### SUPPLIED ENTRIES

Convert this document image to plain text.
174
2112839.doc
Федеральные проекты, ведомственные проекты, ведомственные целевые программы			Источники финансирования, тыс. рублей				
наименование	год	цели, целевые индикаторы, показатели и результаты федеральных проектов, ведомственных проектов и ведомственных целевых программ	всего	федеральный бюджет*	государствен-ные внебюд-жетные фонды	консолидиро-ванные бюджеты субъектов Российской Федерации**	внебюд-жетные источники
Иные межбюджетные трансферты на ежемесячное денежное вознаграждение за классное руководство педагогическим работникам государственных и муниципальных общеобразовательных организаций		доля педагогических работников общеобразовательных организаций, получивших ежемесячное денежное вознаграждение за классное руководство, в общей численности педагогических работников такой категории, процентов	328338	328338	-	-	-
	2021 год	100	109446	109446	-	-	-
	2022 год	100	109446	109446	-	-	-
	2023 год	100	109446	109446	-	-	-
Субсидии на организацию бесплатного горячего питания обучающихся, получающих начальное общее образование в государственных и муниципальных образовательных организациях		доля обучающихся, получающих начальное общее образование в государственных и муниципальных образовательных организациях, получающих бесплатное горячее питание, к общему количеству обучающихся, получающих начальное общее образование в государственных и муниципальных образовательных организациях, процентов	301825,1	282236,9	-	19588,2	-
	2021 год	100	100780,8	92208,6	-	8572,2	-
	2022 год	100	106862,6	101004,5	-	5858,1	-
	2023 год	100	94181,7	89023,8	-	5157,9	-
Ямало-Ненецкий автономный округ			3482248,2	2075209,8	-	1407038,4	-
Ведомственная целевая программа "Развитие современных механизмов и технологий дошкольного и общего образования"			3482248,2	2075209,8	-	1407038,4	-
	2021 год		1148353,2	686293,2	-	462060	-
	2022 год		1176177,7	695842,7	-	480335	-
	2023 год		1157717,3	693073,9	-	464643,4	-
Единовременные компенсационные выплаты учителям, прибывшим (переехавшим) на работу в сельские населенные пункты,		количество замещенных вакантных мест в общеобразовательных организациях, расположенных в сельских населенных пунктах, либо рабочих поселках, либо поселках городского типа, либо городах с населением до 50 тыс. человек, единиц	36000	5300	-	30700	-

######

» REQUIRED TASK
Identify the lines above with the word "организациях". Copy them.

» WRITTEN ANSWER
Субсидии на организацию бесплатного горячего питания обучающихся, получающих начальное общее образование в государственных и муниципальных образовательных организациях		доля обучающихся, получающих начальное общее образование в государственных и муниципальных образовательных организациях, получающих бесплатное горячее питание, к общему количеству обучающихся, получающих начальное общее образование в государственных и муниципальных образовательных организациях, процентов	301825,1	282236,9	-	19588,2	-
Единовременные компенсационные выплаты учителям, прибывшим (переехавшим) на работу в сельские населенные пункты,		количество замещенных вакантных мест в общеобразовательных организациях, расположенных в сельских населенных пунктах, либо рабочих поселках, либо поселках городского типа, либо городах с населением до 50 тыс. человек, единиц	36000	5300	-	30700	-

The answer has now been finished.